◆ Problem requirements ◆
Look through the data below. Show each line where the string "Mountfield" occurs.

===

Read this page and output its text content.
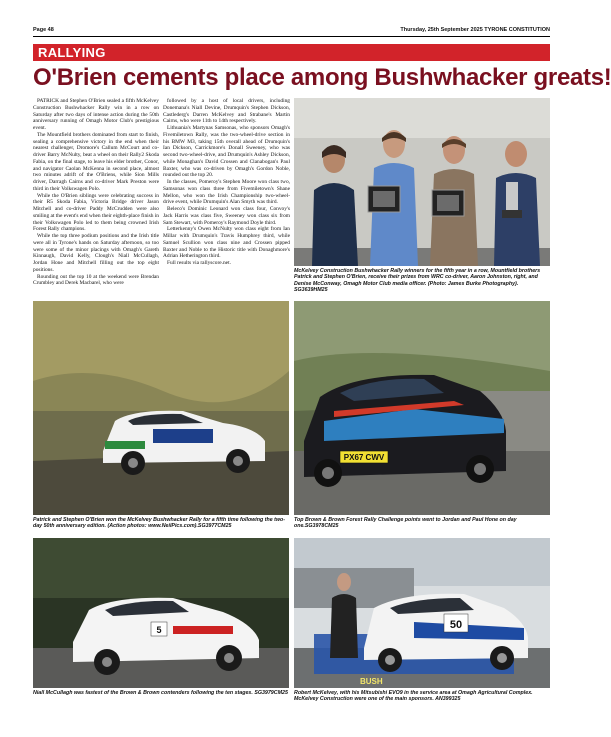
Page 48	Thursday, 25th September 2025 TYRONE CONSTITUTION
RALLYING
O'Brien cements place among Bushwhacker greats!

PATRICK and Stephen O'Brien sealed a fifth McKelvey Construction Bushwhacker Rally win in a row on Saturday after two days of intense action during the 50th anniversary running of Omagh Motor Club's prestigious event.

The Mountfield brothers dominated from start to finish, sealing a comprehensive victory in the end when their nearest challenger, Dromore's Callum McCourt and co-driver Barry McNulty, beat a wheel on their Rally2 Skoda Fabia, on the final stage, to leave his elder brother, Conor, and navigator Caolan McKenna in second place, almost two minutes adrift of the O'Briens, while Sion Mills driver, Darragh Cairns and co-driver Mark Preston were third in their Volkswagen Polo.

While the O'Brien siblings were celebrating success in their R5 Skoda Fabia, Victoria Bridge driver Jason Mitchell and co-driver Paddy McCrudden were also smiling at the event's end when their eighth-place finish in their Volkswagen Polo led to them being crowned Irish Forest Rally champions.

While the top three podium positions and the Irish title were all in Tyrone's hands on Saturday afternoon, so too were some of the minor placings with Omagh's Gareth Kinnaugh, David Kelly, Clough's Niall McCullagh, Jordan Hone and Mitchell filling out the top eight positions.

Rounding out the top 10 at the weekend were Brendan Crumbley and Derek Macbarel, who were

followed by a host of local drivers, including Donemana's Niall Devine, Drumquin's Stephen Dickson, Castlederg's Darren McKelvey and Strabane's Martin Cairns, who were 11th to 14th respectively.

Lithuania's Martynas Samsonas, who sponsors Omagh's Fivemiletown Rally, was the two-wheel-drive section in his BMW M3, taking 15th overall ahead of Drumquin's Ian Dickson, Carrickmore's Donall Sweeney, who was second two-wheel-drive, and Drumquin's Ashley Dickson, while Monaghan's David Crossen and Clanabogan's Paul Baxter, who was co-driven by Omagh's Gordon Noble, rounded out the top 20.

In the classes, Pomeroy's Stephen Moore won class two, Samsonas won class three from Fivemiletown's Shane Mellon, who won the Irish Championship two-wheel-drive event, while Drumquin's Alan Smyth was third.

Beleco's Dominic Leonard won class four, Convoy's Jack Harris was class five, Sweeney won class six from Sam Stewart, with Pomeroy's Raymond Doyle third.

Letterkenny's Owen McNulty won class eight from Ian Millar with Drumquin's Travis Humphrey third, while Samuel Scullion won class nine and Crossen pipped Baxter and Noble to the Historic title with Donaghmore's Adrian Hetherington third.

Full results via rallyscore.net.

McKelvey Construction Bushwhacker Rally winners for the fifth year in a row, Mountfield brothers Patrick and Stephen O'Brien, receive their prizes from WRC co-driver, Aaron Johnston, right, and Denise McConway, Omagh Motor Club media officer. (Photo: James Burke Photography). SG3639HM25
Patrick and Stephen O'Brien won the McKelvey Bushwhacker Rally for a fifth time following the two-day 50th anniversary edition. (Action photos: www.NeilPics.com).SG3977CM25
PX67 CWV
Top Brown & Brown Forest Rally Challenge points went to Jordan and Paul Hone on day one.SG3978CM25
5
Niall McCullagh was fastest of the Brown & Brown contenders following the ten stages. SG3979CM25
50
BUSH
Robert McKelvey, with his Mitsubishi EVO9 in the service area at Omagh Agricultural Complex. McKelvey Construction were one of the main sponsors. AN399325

===

◆ Task output ◆
The Mountfield brothers dominated from start to finish, sealing a comprehensive victory in the end when their nearest challenger, Dromore's Callum McCourt and co-driver Barry McNulty, beat a wheel on their Rally2 Skoda Fabia, on the final stage, to leave his elder brother, Conor, and navigator Caolan McKenna in second place, almost two minutes adrift of the O'Briens, while Sion Mills driver, Darragh Cairns and co-driver Mark Preston were third in their Volkswagen Polo.
McKelvey Construction Bushwhacker Rally winners for the fifth year in a row, Mountfield brothers Patrick and Stephen O'Brien, receive their prizes from WRC co-driver, Aaron Johnston, right, and Denise McConway, Omagh Motor Club media officer. (Photo: James Burke Photography). SG3639HM25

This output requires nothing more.